Written problem >>
Say how many lines include "label", with no words around the number.

** start of Information given **

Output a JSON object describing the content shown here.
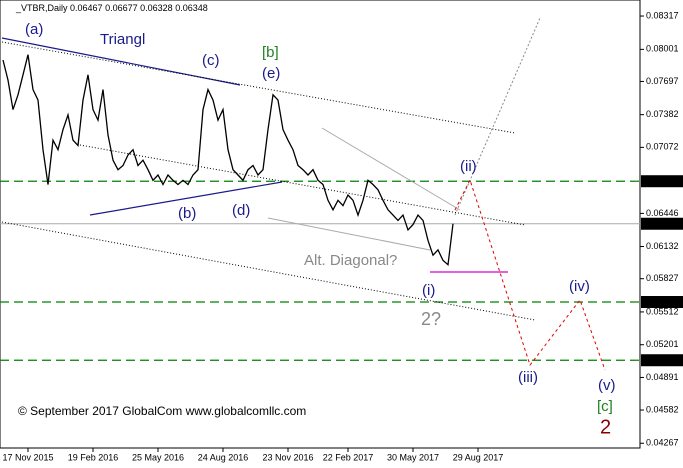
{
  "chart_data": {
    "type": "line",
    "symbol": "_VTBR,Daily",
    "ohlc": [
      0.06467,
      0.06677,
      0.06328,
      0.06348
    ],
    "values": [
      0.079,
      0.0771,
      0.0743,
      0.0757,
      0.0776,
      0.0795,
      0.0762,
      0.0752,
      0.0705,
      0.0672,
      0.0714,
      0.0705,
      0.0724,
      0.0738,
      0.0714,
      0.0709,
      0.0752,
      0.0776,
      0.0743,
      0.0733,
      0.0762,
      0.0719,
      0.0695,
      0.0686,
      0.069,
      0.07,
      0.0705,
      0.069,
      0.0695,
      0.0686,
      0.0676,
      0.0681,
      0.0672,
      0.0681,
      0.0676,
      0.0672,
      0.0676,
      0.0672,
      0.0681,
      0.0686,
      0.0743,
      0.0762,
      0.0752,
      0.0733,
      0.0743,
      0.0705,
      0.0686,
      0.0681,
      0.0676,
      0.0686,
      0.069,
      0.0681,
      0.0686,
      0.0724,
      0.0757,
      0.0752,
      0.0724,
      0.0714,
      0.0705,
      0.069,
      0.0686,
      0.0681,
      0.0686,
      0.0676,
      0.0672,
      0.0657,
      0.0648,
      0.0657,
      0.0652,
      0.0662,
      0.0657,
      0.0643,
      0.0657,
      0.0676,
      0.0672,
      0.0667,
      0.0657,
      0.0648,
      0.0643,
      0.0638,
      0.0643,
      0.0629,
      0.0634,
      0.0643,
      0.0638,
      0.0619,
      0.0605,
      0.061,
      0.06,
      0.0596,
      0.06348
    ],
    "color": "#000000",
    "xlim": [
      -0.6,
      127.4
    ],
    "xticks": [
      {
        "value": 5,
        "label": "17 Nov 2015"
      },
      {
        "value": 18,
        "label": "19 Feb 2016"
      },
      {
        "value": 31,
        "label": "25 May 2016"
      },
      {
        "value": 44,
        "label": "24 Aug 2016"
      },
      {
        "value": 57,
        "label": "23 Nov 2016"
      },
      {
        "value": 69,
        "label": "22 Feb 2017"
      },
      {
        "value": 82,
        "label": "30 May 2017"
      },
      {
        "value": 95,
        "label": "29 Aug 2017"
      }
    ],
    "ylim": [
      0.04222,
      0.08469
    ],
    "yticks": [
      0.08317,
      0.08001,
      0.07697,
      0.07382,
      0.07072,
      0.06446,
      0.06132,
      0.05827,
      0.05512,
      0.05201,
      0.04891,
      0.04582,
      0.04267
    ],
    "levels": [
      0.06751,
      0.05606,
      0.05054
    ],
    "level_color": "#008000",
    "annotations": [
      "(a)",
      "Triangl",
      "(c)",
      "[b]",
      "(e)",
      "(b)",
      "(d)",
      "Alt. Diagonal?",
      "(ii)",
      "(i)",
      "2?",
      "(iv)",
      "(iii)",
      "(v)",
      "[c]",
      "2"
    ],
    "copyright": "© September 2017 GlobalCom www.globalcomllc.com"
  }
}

** end of Information given **

Complete response >>
8